▶ Description of the task: Omit all images, then return the remaining material exactly as it stands.

-------

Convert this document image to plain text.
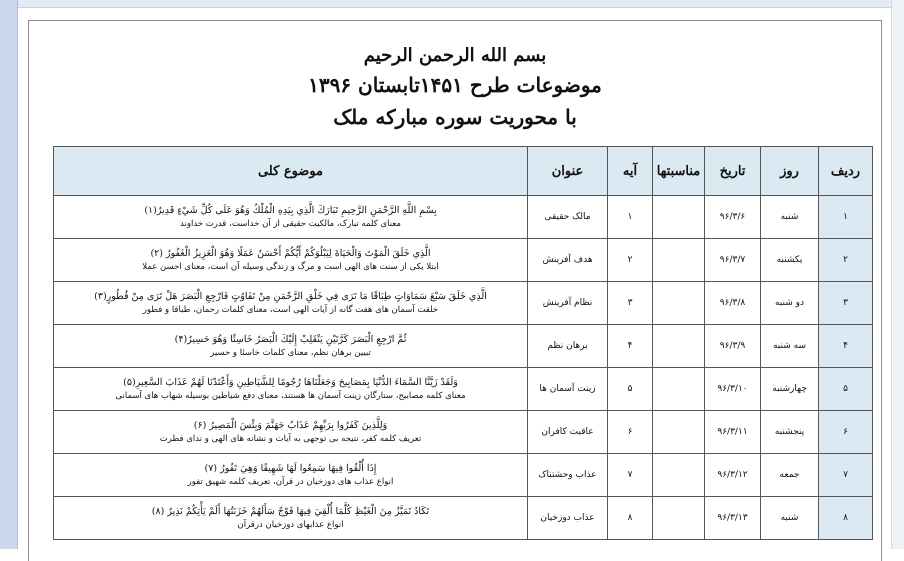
بسم الله الرحمن الرحیم
موضوعات طرح ۱۴۵۱تابستان ۱۳۹۶
با محوریت سوره مبارکه ملک
ردیف	روز	تاریخ	مناسبتها	آیه	عنوان	موضوع کلی
۱	شنبه	۹۶/۳/۶		۱	مالک حقیقی	بِسْمِ اللَّهِ الرَّحْمَنِ الرَّحِيمِ تَبَارَكَ الَّذِي بِيَدِهِ الْمُلْكُ وَهُوَ عَلَى كُلِّ شَيْءٍ قَدِيرٌ(۱)
معنای کلمه تبارک، مالکیت حقیقی از آن خداست، قدرت خداوند

۲	یکشنبه	۹۶/۳/۷		۲	هدف آفرینش	الَّذِي خَلَقَ الْمَوْتَ وَالْحَيَاةَ لِيَبْلُوَكُمْ أَيُّكُمْ أَحْسَنُ عَمَلًا وَهُوَ الْعَزِيزُ الْغَفُورُ (۲)
ابتلا یکی از سنت های الهی است و مرگ و زندگی وسیله آن است، معنای احسن عملا

۳	دو شنبه	۹۶/۳/۸		۳	نظام آفرینش	الَّذِي خَلَقَ سَبْعَ سَمَاوَاتٍ طِبَاقًا مَا تَرَى فِي خَلْقِ الرَّحْمَنِ مِنْ تَفَاوُتٍ فَارْجِعِ الْبَصَرَ هَلْ تَرَى مِنْ فُطُورٍ(۳)
خلقت آسمان های هفت گانه از آیات الهی است، معنای کلمات رحمان، طباقا و فطور

۴	سه شنبه	۹۶/۳/۹		۴	برهان نظم	ثُمَّ ارْجِعِ الْبَصَرَ كَرَّتَيْنِ يَنْقَلِبْ إِلَيْكَ الْبَصَرُ خَاسِئًا وَهُوَ حَسِيرٌ(۴)
تبیین برهان نظم، معنای کلمات خاسئا و حسیر

۵	چهارشنبه	۹۶/۳/۱۰		۵	زینت آسمان ها	وَلَقَدْ زَيَّنَّا السَّمَاءَ الدُّنْيَا بِمَصَابِيحَ وَجَعَلْنَاهَا رُجُومًا لِلشَّيَاطِينِ وَأَعْتَدْنَا لَهُمْ عَذَابَ السَّعِيرِ(۵)
معنای کلمه مصابیح، ستارگان زینت آسمان ها هستند، معنای دفع شیاطین بوسیله شهاب های آسمانی

۶	پنجشنبه	۹۶/۳/۱۱		۶	عاقبت کافران	وَلِلَّذِينَ كَفَرُوا بِرَبِّهِمْ عَذَابُ جَهَنَّمَ وَبِئْسَ الْمَصِيرُ (۶)
تعریف کلمه کفر، نتیجه بی توجهی به آیات و نشانه های الهی و ندای فطرت

۷	جمعه	۹۶/۳/۱۲		۷	عذاب وحشتناک	إِذَا أُلْقُوا فِيهَا سَمِعُوا لَهَا شَهِيقًا وَهِيَ تَفُورُ (۷)
انواع عذاب های دوزخیان در قرآن، تعریف کلمه شهیق تفور

۸	شنبه	۹۶/۳/۱۳		۸	عذاب دوزخیان	تَكَادُ تَمَيَّزُ مِنَ الْغَيْظِ كُلَّمَا أُلْقِيَ فِيهَا فَوْجٌ سَأَلَهُمْ خَزَنَتُهَا أَلَمْ يَأْتِكُمْ نَذِيرٌ (۸)
انواع عذابهای دوزخیان درقرآن
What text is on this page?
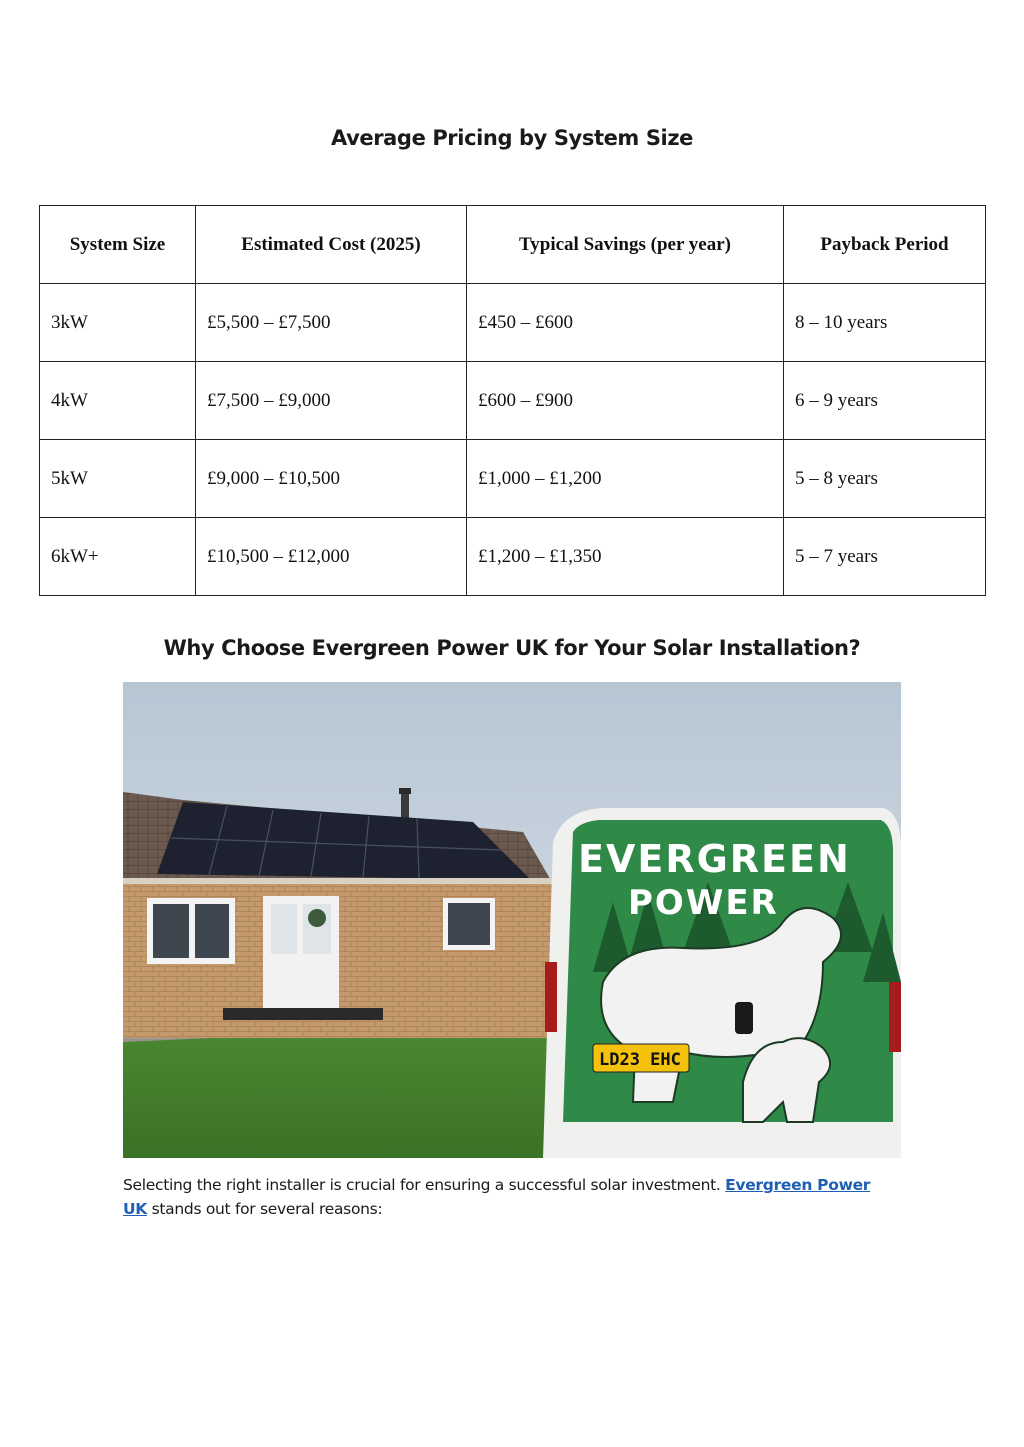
Average Pricing by System Size
System Size	Estimated Cost (2025)	Typical Savings (per year)	Payback Period
3kW	£5,500 – £7,500	£450 – £600	8 – 10 years
4kW	£7,500 – £9,000	£600 – £900	6 – 9 years
5kW	£9,000 – £10,500	£1,000 – £1,200	5 – 8 years
6kW+	£10,500 – £12,000	£1,200 – £1,350	5 – 7 years
Why Choose Evergreen Power UK for Your Solar Installation?
EVERGREEN
POWER
LD23 EHC
Selecting the right installer is crucial for ensuring a successful solar investment. Evergreen Power UK stands out for several reasons:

-------

▶ Expected output:
Convert this document image to plain text.
بسم الله الرحمن الرحیم
موضوعات طرح ۱۴۵۱تابستان ۱۳۹۶
با محوریت سوره مبارکه ملک
ردیف	روز	تاریخ	مناسبتها	آیه	عنوان	موضوع کلی
۱	شنبه	۹۶/۳/۶		۱	مالک حقیقی	بِسْمِ اللَّهِ الرَّحْمَنِ الرَّحِيمِ تَبَارَكَ الَّذِي بِيَدِهِ الْمُلْكُ وَهُوَ عَلَى كُلِّ شَيْءٍ قَدِيرٌ(۱)
معنای کلمه تبارک، مالکیت حقیقی از آن خداست، قدرت خداوند

۲	یکشنبه	۹۶/۳/۷		۲	هدف آفرینش	الَّذِي خَلَقَ الْمَوْتَ وَالْحَيَاةَ لِيَبْلُوَكُمْ أَيُّكُمْ أَحْسَنُ عَمَلًا وَهُوَ الْعَزِيزُ الْغَفُورُ (۲)
ابتلا یکی از سنت های الهی است و مرگ و زندگی وسیله آن است، معنای احسن عملا

۳	دو شنبه	۹۶/۳/۸		۳	نظام آفرینش	الَّذِي خَلَقَ سَبْعَ سَمَاوَاتٍ طِبَاقًا مَا تَرَى فِي خَلْقِ الرَّحْمَنِ مِنْ تَفَاوُتٍ فَارْجِعِ الْبَصَرَ هَلْ تَرَى مِنْ فُطُورٍ(۳)
خلقت آسمان های هفت گانه از آیات الهی است، معنای کلمات رحمان، طباقا و فطور

۴	سه شنبه	۹۶/۳/۹		۴	برهان نظم	ثُمَّ ارْجِعِ الْبَصَرَ كَرَّتَيْنِ يَنْقَلِبْ إِلَيْكَ الْبَصَرُ خَاسِئًا وَهُوَ حَسِيرٌ(۴)
تبیین برهان نظم، معنای کلمات خاسئا و حسیر

۵	چهارشنبه	۹۶/۳/۱۰		۵	زینت آسمان ها	وَلَقَدْ زَيَّنَّا السَّمَاءَ الدُّنْيَا بِمَصَابِيحَ وَجَعَلْنَاهَا رُجُومًا لِلشَّيَاطِينِ وَأَعْتَدْنَا لَهُمْ عَذَابَ السَّعِيرِ(۵)
معنای کلمه مصابیح، ستارگان زینت آسمان ها هستند، معنای دفع شیاطین بوسیله شهاب های آسمانی

۶	پنجشنبه	۹۶/۳/۱۱		۶	عاقبت کافران	وَلِلَّذِينَ كَفَرُوا بِرَبِّهِمْ عَذَابُ جَهَنَّمَ وَبِئْسَ الْمَصِيرُ (۶)
تعریف کلمه کفر، نتیجه بی توجهی به آیات و نشانه های الهی و ندای فطرت

۷	جمعه	۹۶/۳/۱۲		۷	عذاب وحشتناک	إِذَا أُلْقُوا فِيهَا سَمِعُوا لَهَا شَهِيقًا وَهِيَ تَفُورُ (۷)
انواع عذاب های دوزخیان در قرآن، تعریف کلمه شهیق تفور

۸	شنبه	۹۶/۳/۱۳		۸	عذاب دوزخیان	تَكَادُ تَمَيَّزُ مِنَ الْغَيْظِ كُلَّمَا أُلْقِيَ فِيهَا فَوْجٌ سَأَلَهُمْ خَزَنَتُهَا أَلَمْ يَأْتِكُمْ نَذِيرٌ (۸)
انواع عذابهای دوزخیان درقرآن
What text is on this page?
Average Pricing by System Size
System Size	Estimated Cost (2025)	Typical Savings (per year)	Payback Period
3kW	£5,500 – £7,500	£450 – £600	8 – 10 years
4kW	£7,500 – £9,000	£600 – £900	6 – 9 years
5kW	£9,000 – £10,500	£1,000 – £1,200	5 – 8 years
6kW+	£10,500 – £12,000	£1,200 – £1,350	5 – 7 years
Why Choose Evergreen Power UK for Your Solar Installation?
EVERGREEN
POWER
LD23 EHC
Selecting the right installer is crucial for ensuring a successful solar investment. Evergreen Power UK stands out for several reasons:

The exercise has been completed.